▶ EXCERPT TO READ:
+---+
In theory, I'm strongly in favor of making the interpolation and caching more explicit, which I think the first part of your proposal does. The competing issue is the ease-of-use for simple or common cases, which is what I think the second part of your proposal is. The challenge here is to maintain explicit behavior without overburdening the user for simple use-cases. In general, a slightly more verbose API that requires more boilerplate can actually be less burden on users. For me, the factory argument ventures into implicit or confusing behavior where the make method is trying to do two different things in the same method. I think the make classmethod without the factory arguments is a reasonable API.

What about a Node method that returns an Interpolation node and another than returns a Cache node:

class Node(...):
    def cache(self, **kwargs):
        return podpac.Cache(source=self, **kwargs)

    def interpolation(self, **kwargs):
        return podpac.Interpolation(source=self, **kwargs)

One-line usage would be:

node = podpac.data.Rasterio(source=<path>).cache().interpolation()

Not sure this is any better, especially in python syntax. So just another proposal that might keep the juices flowing or even clarify why the flat make version is better.

Last thing. My podpac.Environment proposal (https://github.com/creare-com/podpac/issues/451#issuecomment-850514165) comes to mind. The other alternative that I have tickling my brain is to push all caching into this environment. Your make classmethod would be replaced with a interpolate classmethod that does the same thing but only handles interpolation. The Environment would inject caching at the desired node.

with podpac.Environment(...) as env:
    data_node = Rasterio(source=<path>)
    node = Interpolation(source=data_node, <interpolation args>)
    env.cache(data_node, <caching args>) # inject caching at the data_node before interpolation
    node.eval(...)
+---+
▶ ENTRIES:
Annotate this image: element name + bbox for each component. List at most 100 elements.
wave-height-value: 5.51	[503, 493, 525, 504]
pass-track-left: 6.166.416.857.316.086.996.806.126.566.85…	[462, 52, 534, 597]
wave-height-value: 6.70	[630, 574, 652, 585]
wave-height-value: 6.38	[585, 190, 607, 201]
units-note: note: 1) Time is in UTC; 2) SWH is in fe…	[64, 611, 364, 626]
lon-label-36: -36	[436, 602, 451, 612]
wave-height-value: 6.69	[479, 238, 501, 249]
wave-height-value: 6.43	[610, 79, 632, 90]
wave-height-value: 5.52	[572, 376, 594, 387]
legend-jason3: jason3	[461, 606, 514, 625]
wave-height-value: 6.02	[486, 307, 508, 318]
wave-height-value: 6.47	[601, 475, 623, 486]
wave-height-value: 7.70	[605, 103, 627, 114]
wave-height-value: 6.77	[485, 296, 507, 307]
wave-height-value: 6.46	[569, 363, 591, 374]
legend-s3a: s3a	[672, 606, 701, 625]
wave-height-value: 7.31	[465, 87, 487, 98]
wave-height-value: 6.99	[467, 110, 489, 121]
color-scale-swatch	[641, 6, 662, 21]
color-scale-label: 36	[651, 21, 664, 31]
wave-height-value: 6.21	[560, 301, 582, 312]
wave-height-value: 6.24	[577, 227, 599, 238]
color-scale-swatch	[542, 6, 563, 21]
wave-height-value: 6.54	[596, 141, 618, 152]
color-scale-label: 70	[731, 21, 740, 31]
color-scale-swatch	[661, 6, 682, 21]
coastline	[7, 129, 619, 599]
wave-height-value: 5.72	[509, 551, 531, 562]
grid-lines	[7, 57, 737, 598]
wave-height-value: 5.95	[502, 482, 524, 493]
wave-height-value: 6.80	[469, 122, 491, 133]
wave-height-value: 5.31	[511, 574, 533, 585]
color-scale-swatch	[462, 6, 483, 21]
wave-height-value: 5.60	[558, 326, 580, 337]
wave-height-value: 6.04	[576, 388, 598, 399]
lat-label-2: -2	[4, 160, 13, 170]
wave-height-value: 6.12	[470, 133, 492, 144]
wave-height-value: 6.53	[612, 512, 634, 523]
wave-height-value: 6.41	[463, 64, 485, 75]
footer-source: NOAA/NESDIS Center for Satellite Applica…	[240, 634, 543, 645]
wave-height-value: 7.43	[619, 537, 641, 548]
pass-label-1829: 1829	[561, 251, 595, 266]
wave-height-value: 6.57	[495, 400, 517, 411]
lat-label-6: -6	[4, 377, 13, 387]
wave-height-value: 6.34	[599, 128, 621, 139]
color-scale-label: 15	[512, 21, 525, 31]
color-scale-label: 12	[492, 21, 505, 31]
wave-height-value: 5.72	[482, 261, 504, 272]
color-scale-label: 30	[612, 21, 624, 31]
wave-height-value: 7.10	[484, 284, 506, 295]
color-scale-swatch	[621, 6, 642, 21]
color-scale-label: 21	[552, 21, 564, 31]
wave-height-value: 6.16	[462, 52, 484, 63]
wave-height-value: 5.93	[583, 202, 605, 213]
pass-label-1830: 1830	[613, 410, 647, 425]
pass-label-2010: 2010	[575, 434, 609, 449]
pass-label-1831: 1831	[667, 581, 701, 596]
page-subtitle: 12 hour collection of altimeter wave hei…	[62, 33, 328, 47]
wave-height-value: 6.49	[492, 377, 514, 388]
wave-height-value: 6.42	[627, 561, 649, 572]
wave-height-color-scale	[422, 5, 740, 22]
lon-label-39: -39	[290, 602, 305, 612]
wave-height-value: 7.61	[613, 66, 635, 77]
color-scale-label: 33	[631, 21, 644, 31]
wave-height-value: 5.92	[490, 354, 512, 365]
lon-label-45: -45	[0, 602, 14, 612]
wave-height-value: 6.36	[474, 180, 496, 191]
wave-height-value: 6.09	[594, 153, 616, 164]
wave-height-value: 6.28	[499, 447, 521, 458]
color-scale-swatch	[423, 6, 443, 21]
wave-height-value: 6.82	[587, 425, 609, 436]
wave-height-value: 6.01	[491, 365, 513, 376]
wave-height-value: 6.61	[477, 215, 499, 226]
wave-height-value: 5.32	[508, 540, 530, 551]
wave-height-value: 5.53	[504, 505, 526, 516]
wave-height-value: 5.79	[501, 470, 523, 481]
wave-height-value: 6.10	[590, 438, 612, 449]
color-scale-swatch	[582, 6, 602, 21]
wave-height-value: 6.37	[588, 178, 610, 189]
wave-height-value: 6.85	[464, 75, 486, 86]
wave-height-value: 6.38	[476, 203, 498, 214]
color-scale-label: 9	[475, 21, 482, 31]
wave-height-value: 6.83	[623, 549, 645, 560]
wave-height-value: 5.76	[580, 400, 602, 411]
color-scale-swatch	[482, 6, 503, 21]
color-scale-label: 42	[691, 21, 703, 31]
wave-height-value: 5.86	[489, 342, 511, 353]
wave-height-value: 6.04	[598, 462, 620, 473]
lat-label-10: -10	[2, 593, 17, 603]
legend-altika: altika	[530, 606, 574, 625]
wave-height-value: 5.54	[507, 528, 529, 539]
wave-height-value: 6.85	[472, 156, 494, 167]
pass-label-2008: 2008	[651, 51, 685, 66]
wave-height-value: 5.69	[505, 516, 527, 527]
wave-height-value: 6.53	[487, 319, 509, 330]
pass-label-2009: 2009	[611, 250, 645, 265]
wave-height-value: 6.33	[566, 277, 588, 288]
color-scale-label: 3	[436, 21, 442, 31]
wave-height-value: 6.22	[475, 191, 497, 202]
+---+
▶ REQUESTS:
1. Print the stretch of the podpac caching and interpolation comment from "Last thing. My" through "node.eval(...)".
2. In the podpac caching and interpolation comment, condense the paragraph beginning "In theory, I'm strongly in favor" into a short list that keeps its main points.
3. Please go on with the comment about podpac caching and interpolation, picking up after its last line.

▶ TASK-BY-TASK OUTPUTS:
1.
Last thing. My podpac.Environment proposal (https://github.com/creare-com/podpac/issues/451#issuecomment-850514165) comes to mind. The other alternative that I have tickling my brain is to push all caching into this environment. Your make classmethod would be replaced with a interpolate classmethod that does the same thing but only handles interpolation. The Environment would inject caching at the desired node.

with podpac.Environment(...) as env:
    data_node = Rasterio(source=<path>)
    node = Interpolation(source=data_node, <interpolation args>)
    env.cache(data_node, <caching args>) # inject caching at the data_node before interpolation
    node.eval(...)

2.
- Strong support for making interpolation and caching more explicit, which the first part of the proposal does.
- The competing concern is ease of use for simple or common cases, which the second part addresses.
- The challenge is to keep behavior explicit without overburdening users in simple use-cases.
- A slightly more verbose API with more boilerplate can actually burden users less.
- The factory argument drifts into implicit or confusing behavior, with the make method trying to do two different things.
- The make classmethod without the factory arguments is a reasonable API.

3.
# or, with the factory:
with podpac.Environment(...) as env:
    node = Rasterio.interpolation(source=<data>, <interpolation_args>)
    env.cache(node.source) # inject caching before interpolation
    node.eval(...)

This comes as a user spec and no claims about implementation.

One thing that stands out to me now that I write this (and thinking about representing this spec in the JSON pipeline, for example) is: does caching belong in the pipeline? It doesn't effect the results, only the running behavior just like threading and other execution controls. A JSON pipeline coupled with an execution environment makes sense to me, with caching included in the execution environment. In a serialized pipeline/environment, the nodes you want to cache could easily be listed by name.

The more I type this out, the more I'm on the side of keeping caching out of the pipeline, though I expect that there are strong practical reasons that this would become unwieldy that I don't remember. I don't mean that there wouldn't be a Caching node in the implementation, but that in normal user-facing API usage, you would access it another way.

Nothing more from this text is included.